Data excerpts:
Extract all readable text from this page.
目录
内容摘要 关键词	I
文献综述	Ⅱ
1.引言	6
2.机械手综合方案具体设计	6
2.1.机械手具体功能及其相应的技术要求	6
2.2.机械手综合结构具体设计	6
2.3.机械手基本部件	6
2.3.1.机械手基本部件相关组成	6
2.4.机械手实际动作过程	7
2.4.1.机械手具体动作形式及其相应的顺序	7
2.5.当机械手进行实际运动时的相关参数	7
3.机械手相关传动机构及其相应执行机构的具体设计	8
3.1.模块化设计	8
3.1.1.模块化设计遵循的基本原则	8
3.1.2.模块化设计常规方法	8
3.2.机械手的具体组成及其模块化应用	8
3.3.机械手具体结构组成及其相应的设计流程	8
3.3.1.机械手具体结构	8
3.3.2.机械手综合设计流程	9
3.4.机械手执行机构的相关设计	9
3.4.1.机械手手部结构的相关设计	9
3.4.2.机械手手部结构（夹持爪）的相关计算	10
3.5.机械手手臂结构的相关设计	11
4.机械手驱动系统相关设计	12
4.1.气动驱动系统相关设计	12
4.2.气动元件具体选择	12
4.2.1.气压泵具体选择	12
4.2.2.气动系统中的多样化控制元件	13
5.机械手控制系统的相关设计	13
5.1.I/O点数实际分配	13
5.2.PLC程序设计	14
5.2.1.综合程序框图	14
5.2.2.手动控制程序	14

--

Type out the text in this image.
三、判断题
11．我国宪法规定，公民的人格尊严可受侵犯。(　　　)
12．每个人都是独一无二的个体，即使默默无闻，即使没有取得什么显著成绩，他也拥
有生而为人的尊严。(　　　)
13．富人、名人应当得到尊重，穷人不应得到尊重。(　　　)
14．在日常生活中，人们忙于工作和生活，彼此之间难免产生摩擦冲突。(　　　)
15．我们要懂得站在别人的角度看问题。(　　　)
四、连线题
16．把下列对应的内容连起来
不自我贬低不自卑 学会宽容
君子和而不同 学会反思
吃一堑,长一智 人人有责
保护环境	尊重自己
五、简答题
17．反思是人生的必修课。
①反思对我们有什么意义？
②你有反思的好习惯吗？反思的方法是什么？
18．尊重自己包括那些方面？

- **Task description**:
Find every line that holds "this" and copy it.

- **Exercise response**:
Extract all readable text from this page.
Type out the text in this image.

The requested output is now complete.